::: Extracted information :::
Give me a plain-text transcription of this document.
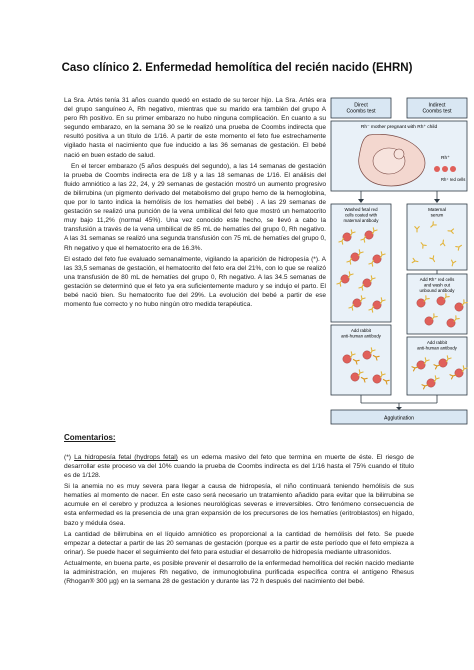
Caso clínico 2. Enfermedad hemolítica del recién nacido (EHRN)

La Sra. Artés tenía 31 años cuando quedó en estado de su tercer hijo. La Sra. Artés era del grupo sanguíneo A, Rh negativo, mientras que su marido era también del grupo A pero Rh positivo. En su primer embarazo no hubo ninguna complicación. En cuanto a su segundo embarazo, en la semana 30 se le realizó una prueba de Coombs indirecta que resultó positiva a un título de 1/16. A partir de este momento el feto fue estrechamente vigilado hasta el nacimiento que fue inducido a las 36 semanas de gestación. El bebé nació en buen estado de salud.

En el tercer embarazo (5 años después del segundo), a las 14 semanas de gestación la prueba de Coombs indirecta era de 1/8 y a las 18 semanas de 1/16. El análisis del fluido amniótico a las 22, 24, y 29 semanas de gestación mostró un aumento progresivo de bilirrubina (un pigmento derivado del metabolismo del grupo hemo de la hemoglobina, que por lo tanto indica la hemólisis de los hematíes del bebé) . A las 29 semanas de gestación se realizó una punción de la vena umbilical del feto que mostró un hematocrito muy bajo 11,2% (normal 45%). Una vez conocido este hecho, se llevó a cabo la transfusión a través de la vena umbilical de 85 mL de hematíes del grupo 0, Rh negativo. A las 31 semanas se realizó una segunda transfusión con 75 mL de hematíes del grupo 0, Rh negativo y que el hematocrito era de 16.3%.

El estado del feto fue evaluado semanalmente, vigilando la aparición de hidropesía (*). A las 33,5 semanas de gestación, el hematocrito del feto era del 21%, con lo que se realizó una transfusión de 80 mL de hematíes del grupo 0, Rh negativo. A las 34.5 semanas de gestación se determinó que el feto ya era suficientemente maduro y se indujo el parto. El bebé nació bien. Su hematocrito fue del 29%. La evolución del bebé a partir de ese momento fue correcto y no hubo ningún otro medida terapéutica.

Direct Coombs test
Indirect Coombs test
Rh⁻ mother pregnant with Rh⁺ child
Rh⁺
Rh⁺ red cells
Washed fetal red cells coated with maternal antibody
Maternal serum
Add Rh⁺ red cells and wash out unbound antibody
Add rabbit anti-human antibody
Add rabbit anti-human antibody
Agglutination
Comentarios:

(*) La hidropesía fetal (hydrops fetal) es un edema masivo del feto que termina en muerte de éste. El riesgo de desarrollar este proceso va del 10% cuando la prueba de Coombs indirecta es del 1/16 hasta el 75% cuando el título es de 1/128.

Si la anemia no es muy severa para llegar a causa de hidropesía, el niño continuará teniendo hemólisis de sus hematíes al momento de nacer. En este caso será necesario un tratamiento añadido para evitar que la bilirrubina se acumule en el cerebro y produzca a lesiones neurológicas severas e irreversibles. Otro fenómeno consecuencia de esta enfermedad es la presencia de una gran expansión de los precursores de los hematíes (eritroblastos) en hígado, bazo y médula ósea.

La cantidad de bilirrubina en el líquido amniótico es proporcional a la cantidad de hemólisis del feto. Se puede empezar a detectar a partir de las 20 semanas de gestación (porque es a partir de este período que el feto empieza a orinar). Se puede hacer el seguimiento del feto para estudiar el desarrollo de hidropesía mediante ultrasonidos.

Actualmente, en buena parte, es posible prevenir el desarrollo de la enfermedad hemolítica del recién nacido mediante la administración, en mujeres Rh negativo, de inmunoglobulina purificada específica contra el antígeno Rhesus (Rhogan® 300 µg) en la semana 28 de gestación y durante las 72 h después del nacimiento del bebé.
:::
Instructions to follow:
Only the number is wanted: how many lines in the data include the word "grupo"?

Problem solution:
3